• MATERIAL FOR THIS TASK:
## START
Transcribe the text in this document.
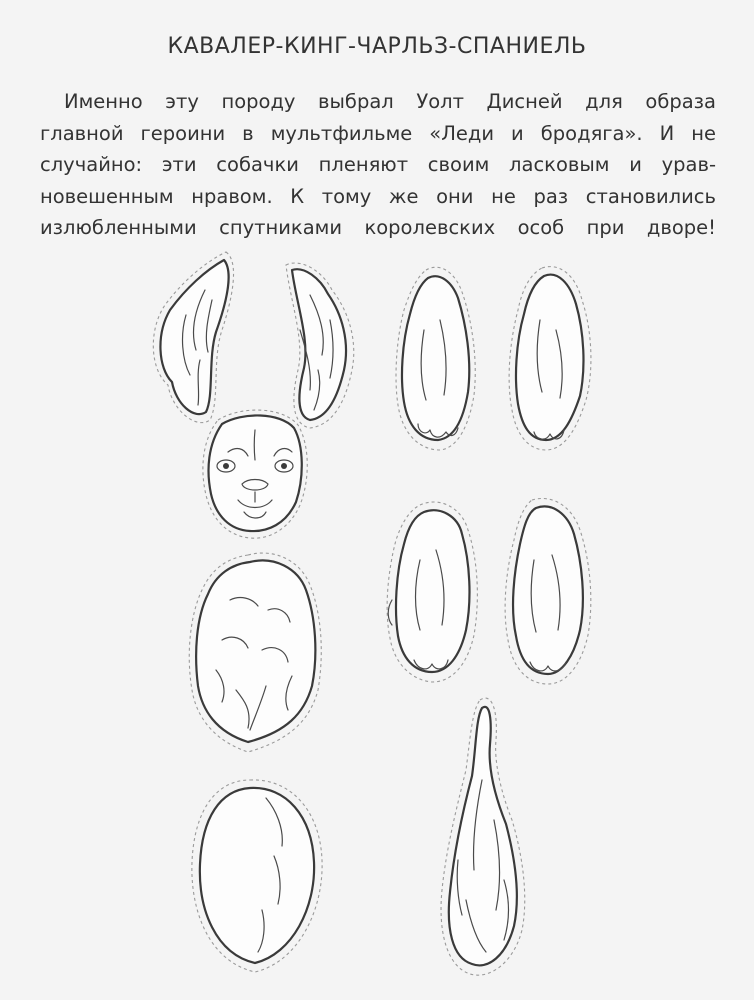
КАВАЛЕР-КИНГ-ЧАРЛЬЗ-СПАНИЕЛЬ
Именно эту породу выбрал Уолт Дисней для образа
главной героини в мультфильме «Леди и бродяга». И не
случайно: эти собачки пленяют своим ласковым и урав-
новешенным нравом. К тому же они не раз становились
излюбленными спутниками королевских особ при дворе!
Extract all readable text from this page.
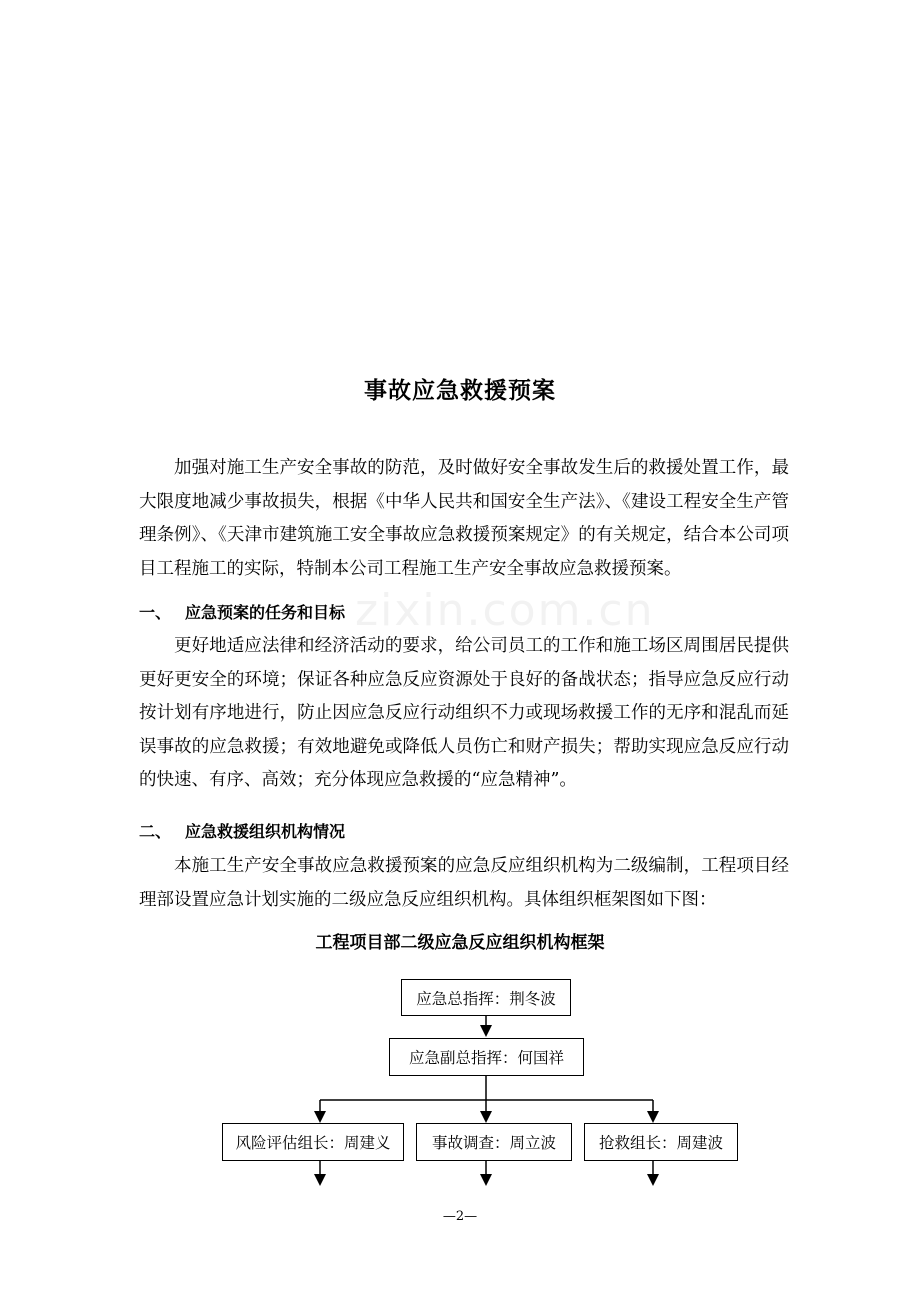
zixin.com.cn
事故应急救援预案

加强对施工生产安全事故的防范，及时做好安全事故发生后的救援处置工作，最大限度地减少事故损失，根据《中华人民共和国安全生产法》、《建设工程安全生产管理条例》、《天津市建筑施工安全事故应急救援预案规定》的有关规定，结合本公司项目工程施工的实际，特制本公司工程施工生产安全事故应急救援预案。

一、 应急预案的任务和目标

更好地适应法律和经济活动的要求，给公司员工的工作和施工场区周围居民提供更好更安全的环境；保证各种应急反应资源处于良好的备战状态；指导应急反应行动按计划有序地进行，防止因应急反应行动组织不力或现场救援工作的无序和混乱而延误事故的应急救援；有效地避免或降低人员伤亡和财产损失；帮助实现应急反应行动的快速、有序、高效；充分体现应急救援的“应急精神”。

二、 应急救援组织机构情况

本施工生产安全事故应急救援预案的应急反应组织机构为二级编制，工程项目经理部设置应急计划实施的二级应急反应组织机构。具体组织框架图如下图：

工程项目部二级应急反应组织机构框架
应急总指挥：荆冬波
应急副总指挥：何国祥
风险评估组长：周建义	事故调查：周立波	抢救组长：周建波
—2—
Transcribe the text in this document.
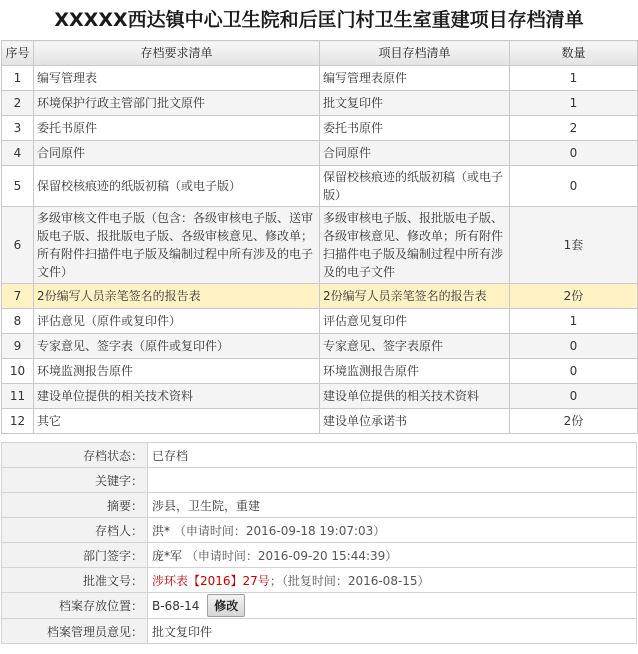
XXXXX西达镇中心卫生院和后匡门村卫生室重建项目存档清单
序号	存档要求清单	项目存档清单	数量
1	编写管理表	编写管理表原件	1
2	环境保护行政主管部门批文原件	批文复印件	1
3	委托书原件	委托书原件	2
4	合同原件	合同原件	0
5	保留校核痕迹的纸版初稿（或电子版）	保留校核痕迹的纸版初稿（或电子版）	0
6	多级审核文件电子版（包含：各级审核电子版、送审版电子版、报批版电子版、各级审核意见、修改单；所有附件扫描件电子版及编制过程中所有涉及的电子文件）	多级审核电子版、报批版电子版、各级审核意见、修改单；所有附件扫描件电子版及编制过程中所有涉及的电子文件	1套
7	2份编写人员亲笔签名的报告表	2份编写人员亲笔签名的报告表	2份
8	评估意见（原件或复印件）	评估意见复印件	1
9	专家意见、签字表（原件或复印件）	专家意见、签字表原件	0
10	环境监测报告原件	环境监测报告原件	0
11	建设单位提供的相关技术资料	建设单位提供的相关技术资料	0
12	其它	建设单位承诺书	2份
存档状态：	已存档
关键字：	
摘要：	涉县，卫生院，重建
存档人：	洪* （申请时间：2016-09-18 19:07:03）
部门签字：	庞*军 （申请时间：2016-09-20 15:44:39）
批准文号：	涉环表【2016】27号；（批复时间：2016-08-15）
档案存放位置：	B-68-14 修改
档案管理员意见：	批文复印件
## END
• TASK TO CARRY OUT: Where a line of the material above holds the string "批文复印件", copy that line.

• RESPONSE:
2	环境保护行政主管部门批文原件	批文复印件	1
档案管理员意见：	批文复印件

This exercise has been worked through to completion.